> [What you have to do]:
Assemble all lines in which the string "werking" appears.

> [Information provided]:
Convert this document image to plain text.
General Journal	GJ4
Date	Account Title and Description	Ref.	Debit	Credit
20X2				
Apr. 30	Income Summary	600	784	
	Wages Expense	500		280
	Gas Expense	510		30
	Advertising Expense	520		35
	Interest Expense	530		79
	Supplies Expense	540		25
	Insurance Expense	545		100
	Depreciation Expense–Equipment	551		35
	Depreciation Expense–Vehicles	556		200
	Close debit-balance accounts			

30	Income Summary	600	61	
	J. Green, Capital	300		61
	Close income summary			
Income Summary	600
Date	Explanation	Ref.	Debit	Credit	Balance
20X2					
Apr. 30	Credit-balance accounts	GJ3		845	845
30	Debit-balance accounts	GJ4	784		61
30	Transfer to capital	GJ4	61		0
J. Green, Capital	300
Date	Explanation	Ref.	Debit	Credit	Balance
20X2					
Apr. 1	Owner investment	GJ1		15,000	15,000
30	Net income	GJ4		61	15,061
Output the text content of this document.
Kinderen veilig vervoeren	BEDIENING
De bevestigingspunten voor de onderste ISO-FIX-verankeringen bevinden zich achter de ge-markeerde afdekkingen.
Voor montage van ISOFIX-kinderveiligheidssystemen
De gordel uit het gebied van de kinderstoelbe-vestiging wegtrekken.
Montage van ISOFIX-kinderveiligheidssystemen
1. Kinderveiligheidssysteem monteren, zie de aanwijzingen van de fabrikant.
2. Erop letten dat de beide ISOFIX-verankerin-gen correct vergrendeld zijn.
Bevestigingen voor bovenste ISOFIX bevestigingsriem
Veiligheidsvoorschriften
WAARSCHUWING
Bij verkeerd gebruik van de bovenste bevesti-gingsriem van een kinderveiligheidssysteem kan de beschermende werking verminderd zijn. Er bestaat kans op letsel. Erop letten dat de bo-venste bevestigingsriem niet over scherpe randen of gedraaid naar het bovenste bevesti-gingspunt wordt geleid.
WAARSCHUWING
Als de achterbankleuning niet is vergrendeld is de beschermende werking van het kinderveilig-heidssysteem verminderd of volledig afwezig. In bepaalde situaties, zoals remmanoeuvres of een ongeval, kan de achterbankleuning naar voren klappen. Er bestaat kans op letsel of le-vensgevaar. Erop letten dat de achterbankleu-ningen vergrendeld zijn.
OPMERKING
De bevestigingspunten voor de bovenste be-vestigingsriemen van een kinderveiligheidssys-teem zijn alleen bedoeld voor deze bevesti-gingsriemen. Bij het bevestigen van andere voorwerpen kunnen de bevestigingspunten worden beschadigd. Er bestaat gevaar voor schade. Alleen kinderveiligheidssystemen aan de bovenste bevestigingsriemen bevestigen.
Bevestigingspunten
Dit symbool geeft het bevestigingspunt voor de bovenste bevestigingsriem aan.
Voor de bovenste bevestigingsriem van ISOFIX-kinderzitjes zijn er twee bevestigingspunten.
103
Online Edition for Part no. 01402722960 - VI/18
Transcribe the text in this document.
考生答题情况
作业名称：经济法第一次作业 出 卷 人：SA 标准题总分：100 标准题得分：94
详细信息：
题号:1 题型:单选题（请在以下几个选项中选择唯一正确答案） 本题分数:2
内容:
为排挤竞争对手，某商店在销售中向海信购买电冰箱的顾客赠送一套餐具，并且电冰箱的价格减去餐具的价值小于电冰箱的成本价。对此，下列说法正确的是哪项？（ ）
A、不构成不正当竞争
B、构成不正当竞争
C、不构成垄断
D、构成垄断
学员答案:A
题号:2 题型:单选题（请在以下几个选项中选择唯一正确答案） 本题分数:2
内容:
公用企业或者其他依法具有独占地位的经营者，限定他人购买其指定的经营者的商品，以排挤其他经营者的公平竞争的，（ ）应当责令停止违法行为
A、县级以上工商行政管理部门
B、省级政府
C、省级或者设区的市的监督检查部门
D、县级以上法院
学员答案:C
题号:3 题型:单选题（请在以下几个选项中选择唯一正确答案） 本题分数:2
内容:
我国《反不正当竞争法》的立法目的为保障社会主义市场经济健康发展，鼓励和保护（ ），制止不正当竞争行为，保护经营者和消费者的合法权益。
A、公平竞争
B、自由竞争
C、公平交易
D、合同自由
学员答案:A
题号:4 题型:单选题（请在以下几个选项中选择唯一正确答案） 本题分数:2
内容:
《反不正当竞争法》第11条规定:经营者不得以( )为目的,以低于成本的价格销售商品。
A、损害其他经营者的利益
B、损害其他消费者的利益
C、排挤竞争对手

> [Result of the exercise]:
Bij verkeerd gebruik van de bovenste bevesti-gingsriem van een kinderveiligheidssysteem kan de beschermende werking verminderd zijn. Er bestaat kans op letsel. Erop letten dat de bo-venste bevestigingsriem niet over scherpe randen of gedraaid naar het bovenste bevesti-gingspunt wordt geleid.
Als de achterbankleuning niet is vergrendeld is de beschermende werking van het kinderveilig-heidssysteem verminderd of volledig afwezig. In bepaalde situaties, zoals remmanoeuvres of een ongeval, kan de achterbankleuning naar voren klappen. Er bestaat kans op letsel of le-vensgevaar. Erop letten dat de achterbankleu-ningen vergrendeld zijn.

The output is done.